• **REQUIRED TASK**
Copy everything in the data below, from the line containing "shared-page-name[interactable]: Belgian-Luxembourg Chamber" down to the line containing "shared-post-date[interactable]: 17. Juni", keeping both of those lines.

Collected data:
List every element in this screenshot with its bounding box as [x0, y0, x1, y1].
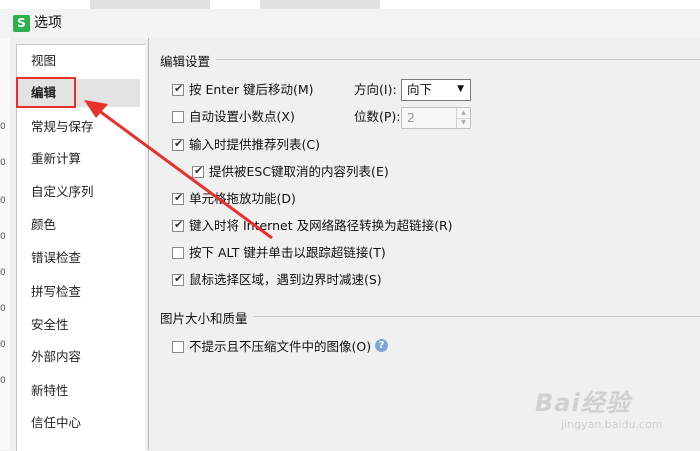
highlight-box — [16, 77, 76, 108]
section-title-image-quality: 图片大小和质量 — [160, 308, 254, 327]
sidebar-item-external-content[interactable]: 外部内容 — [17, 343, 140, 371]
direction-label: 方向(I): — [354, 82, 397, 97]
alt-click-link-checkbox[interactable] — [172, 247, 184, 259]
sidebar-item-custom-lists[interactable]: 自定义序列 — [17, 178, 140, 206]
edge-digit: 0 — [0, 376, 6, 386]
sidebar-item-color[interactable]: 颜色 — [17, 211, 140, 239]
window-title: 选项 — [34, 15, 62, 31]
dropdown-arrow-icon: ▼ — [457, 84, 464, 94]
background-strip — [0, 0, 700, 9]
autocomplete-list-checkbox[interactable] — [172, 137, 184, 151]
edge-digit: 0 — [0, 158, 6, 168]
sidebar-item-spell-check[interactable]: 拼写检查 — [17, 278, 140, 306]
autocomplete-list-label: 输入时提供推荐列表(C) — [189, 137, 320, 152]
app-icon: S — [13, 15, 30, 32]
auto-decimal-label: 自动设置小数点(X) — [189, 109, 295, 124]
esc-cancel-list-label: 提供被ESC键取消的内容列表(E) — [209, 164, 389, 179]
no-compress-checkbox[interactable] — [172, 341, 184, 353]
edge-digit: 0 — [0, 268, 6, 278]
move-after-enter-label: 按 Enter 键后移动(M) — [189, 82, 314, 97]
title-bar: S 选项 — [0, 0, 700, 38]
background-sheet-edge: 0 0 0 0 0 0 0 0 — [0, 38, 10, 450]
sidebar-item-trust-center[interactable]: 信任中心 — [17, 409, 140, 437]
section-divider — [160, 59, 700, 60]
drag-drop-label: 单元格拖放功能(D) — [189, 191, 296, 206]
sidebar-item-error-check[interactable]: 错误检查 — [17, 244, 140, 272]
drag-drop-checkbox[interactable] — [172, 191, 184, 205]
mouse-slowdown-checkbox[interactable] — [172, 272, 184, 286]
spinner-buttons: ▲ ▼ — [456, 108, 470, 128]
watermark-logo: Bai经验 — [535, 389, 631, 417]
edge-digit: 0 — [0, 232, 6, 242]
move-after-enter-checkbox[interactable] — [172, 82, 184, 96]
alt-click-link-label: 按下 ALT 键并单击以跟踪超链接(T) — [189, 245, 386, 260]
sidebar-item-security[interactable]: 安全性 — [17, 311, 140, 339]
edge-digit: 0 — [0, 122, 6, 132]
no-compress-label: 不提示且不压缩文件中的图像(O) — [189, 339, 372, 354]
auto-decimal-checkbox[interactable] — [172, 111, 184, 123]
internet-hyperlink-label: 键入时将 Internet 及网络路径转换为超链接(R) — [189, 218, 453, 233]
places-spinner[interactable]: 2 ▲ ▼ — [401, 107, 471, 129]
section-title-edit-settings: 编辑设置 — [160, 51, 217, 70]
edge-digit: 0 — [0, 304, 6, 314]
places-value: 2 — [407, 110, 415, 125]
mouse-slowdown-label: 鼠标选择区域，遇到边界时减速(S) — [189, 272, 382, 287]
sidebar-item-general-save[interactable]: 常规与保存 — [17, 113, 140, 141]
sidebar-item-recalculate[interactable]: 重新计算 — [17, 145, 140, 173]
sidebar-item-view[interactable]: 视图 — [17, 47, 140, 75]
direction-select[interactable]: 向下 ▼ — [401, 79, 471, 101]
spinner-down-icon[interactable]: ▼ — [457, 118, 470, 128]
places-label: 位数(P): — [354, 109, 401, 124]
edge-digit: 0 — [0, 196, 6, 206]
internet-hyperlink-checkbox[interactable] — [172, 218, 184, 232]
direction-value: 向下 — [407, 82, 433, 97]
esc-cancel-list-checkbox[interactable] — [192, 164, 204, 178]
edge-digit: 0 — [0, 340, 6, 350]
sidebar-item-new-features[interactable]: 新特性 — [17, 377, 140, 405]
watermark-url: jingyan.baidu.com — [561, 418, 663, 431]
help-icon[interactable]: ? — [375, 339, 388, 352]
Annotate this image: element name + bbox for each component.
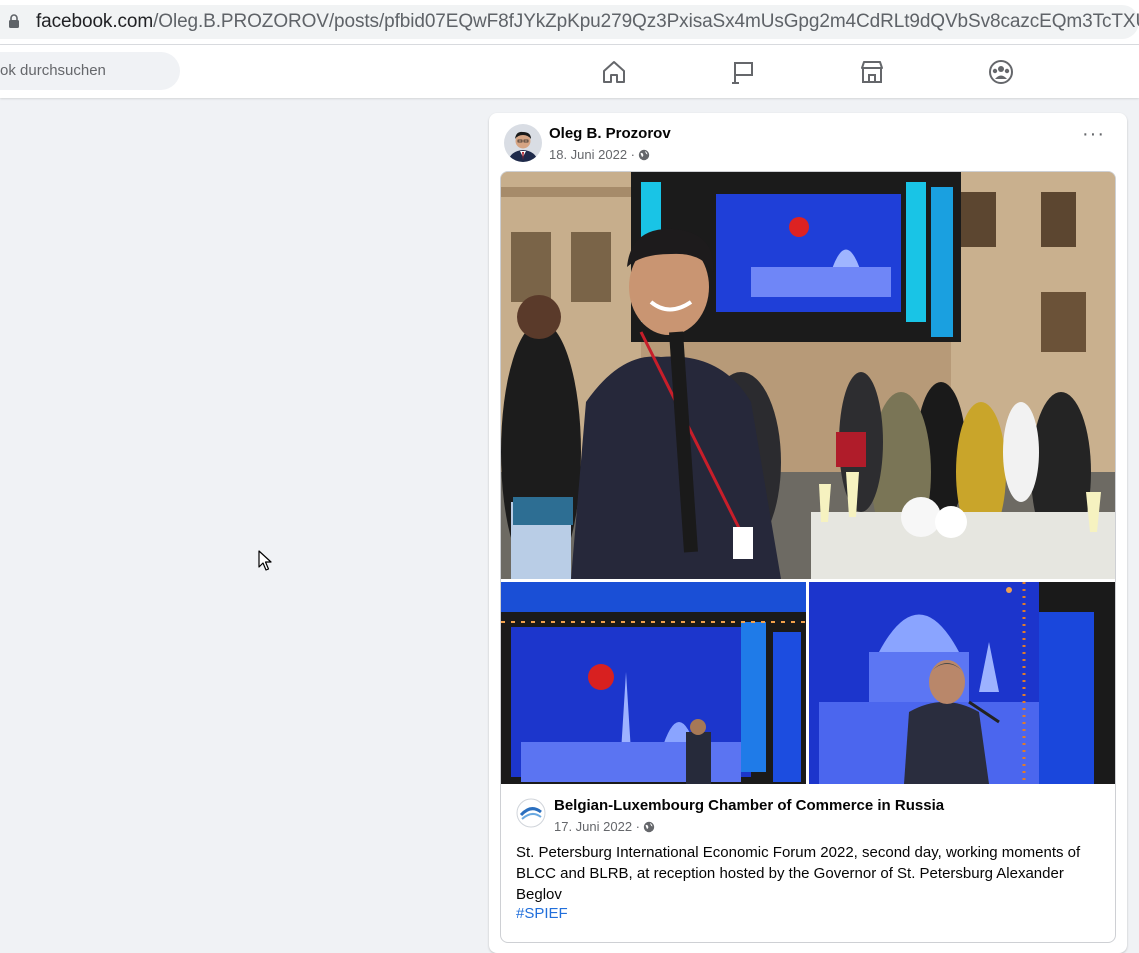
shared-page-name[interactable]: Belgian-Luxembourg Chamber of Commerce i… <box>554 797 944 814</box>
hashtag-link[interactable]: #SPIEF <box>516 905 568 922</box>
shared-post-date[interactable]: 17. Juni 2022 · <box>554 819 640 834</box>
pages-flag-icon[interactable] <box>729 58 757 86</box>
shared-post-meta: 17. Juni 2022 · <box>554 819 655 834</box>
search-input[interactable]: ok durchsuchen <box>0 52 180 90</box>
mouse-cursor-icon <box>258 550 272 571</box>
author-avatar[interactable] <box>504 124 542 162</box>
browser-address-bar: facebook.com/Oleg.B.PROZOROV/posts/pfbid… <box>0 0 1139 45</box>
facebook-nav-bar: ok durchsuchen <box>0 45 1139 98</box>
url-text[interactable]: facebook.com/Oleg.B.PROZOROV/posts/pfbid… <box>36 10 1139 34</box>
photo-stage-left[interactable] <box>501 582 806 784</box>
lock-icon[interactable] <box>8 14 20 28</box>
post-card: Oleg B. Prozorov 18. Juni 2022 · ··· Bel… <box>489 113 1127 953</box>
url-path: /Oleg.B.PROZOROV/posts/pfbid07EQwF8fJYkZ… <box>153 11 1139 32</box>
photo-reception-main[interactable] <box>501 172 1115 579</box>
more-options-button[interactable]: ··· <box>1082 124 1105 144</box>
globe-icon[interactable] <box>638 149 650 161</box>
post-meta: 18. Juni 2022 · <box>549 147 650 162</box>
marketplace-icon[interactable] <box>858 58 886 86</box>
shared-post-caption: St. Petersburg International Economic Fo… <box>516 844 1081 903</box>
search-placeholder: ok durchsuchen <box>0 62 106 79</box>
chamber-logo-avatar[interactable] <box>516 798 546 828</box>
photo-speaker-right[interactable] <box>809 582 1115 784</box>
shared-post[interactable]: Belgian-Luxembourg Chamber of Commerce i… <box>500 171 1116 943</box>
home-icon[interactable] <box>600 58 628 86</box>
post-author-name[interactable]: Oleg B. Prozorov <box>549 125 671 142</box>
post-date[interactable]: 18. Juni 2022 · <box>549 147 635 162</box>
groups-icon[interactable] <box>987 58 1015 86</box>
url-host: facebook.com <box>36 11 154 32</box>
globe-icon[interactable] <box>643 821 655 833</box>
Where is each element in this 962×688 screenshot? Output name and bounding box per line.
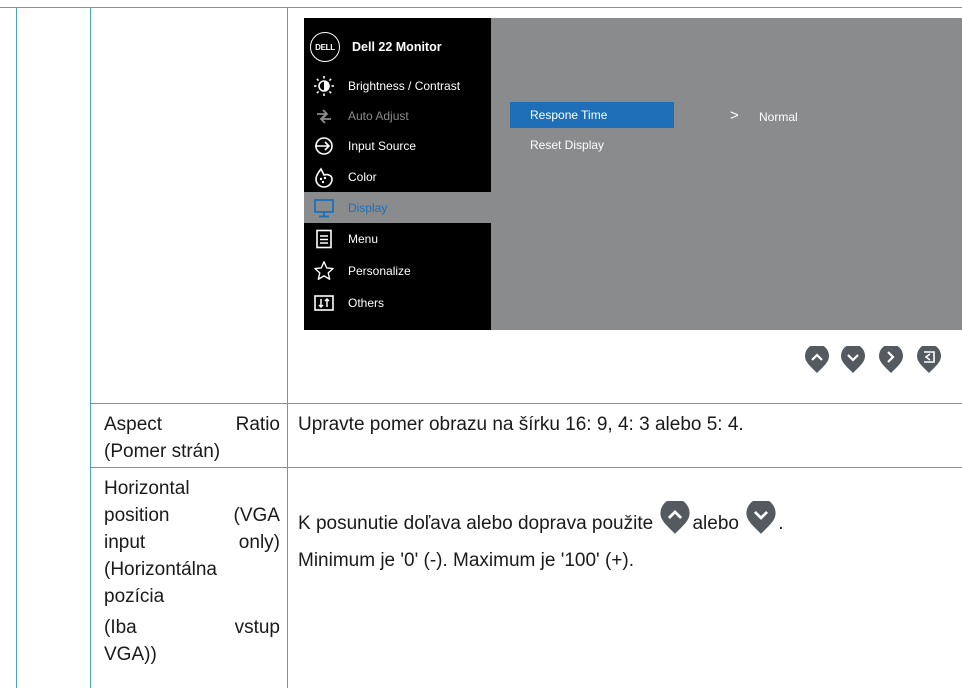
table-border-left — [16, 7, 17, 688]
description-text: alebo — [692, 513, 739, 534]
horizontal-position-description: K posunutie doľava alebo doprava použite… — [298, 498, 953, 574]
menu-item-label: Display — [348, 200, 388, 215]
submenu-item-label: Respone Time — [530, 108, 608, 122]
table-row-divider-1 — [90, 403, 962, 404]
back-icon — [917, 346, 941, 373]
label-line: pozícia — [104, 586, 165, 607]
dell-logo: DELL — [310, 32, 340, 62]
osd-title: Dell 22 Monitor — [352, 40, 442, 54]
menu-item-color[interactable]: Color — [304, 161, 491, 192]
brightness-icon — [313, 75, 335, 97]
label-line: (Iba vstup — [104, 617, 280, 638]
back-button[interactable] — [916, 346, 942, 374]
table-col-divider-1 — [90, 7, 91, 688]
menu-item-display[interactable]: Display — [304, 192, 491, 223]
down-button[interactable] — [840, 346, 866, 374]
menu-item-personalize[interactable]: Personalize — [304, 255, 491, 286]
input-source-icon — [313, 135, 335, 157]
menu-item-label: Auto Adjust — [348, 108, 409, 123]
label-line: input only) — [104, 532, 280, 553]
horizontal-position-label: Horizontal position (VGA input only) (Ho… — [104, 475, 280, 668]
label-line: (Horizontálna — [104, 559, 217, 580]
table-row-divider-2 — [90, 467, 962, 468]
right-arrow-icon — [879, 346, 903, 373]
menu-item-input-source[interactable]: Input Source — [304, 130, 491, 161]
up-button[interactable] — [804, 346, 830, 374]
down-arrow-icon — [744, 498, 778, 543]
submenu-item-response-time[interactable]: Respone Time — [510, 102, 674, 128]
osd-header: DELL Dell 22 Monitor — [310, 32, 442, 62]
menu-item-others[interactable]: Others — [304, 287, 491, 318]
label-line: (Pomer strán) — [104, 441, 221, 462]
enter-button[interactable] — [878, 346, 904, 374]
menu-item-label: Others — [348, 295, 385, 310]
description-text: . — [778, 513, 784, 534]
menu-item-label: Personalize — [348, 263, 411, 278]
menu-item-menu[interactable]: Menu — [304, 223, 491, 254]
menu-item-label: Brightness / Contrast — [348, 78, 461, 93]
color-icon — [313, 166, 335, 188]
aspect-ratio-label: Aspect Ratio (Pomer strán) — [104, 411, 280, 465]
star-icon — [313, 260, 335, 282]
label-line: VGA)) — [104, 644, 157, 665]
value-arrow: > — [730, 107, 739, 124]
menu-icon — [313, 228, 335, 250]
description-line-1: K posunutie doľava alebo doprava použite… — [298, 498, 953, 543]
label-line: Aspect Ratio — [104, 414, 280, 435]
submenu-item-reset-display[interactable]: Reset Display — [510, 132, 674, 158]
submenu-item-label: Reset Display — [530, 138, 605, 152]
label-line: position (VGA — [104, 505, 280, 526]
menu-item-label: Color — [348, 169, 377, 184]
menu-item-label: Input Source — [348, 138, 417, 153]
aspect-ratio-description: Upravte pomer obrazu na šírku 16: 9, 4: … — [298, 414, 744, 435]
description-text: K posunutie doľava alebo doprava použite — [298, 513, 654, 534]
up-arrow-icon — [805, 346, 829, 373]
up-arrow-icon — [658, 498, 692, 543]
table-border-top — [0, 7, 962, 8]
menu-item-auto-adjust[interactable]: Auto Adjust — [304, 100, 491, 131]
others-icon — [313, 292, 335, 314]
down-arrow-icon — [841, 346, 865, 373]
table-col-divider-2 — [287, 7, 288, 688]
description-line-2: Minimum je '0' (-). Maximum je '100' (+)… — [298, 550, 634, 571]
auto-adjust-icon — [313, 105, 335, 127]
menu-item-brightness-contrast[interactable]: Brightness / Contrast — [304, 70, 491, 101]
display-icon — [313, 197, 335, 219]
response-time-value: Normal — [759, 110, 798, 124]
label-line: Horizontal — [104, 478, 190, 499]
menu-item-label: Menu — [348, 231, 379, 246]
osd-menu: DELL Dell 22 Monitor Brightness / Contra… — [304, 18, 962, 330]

• **RESPONSE TO THIS TASK**
shared-page-name[interactable]: Belgian-Luxembourg Chamber of Commerce i… <box>554 797 944 814</box>
hashtag-link[interactable]: #SPIEF <box>516 905 568 922</box>
shared-post-date[interactable]: 17. Juni 2022 · <box>554 819 640 834</box>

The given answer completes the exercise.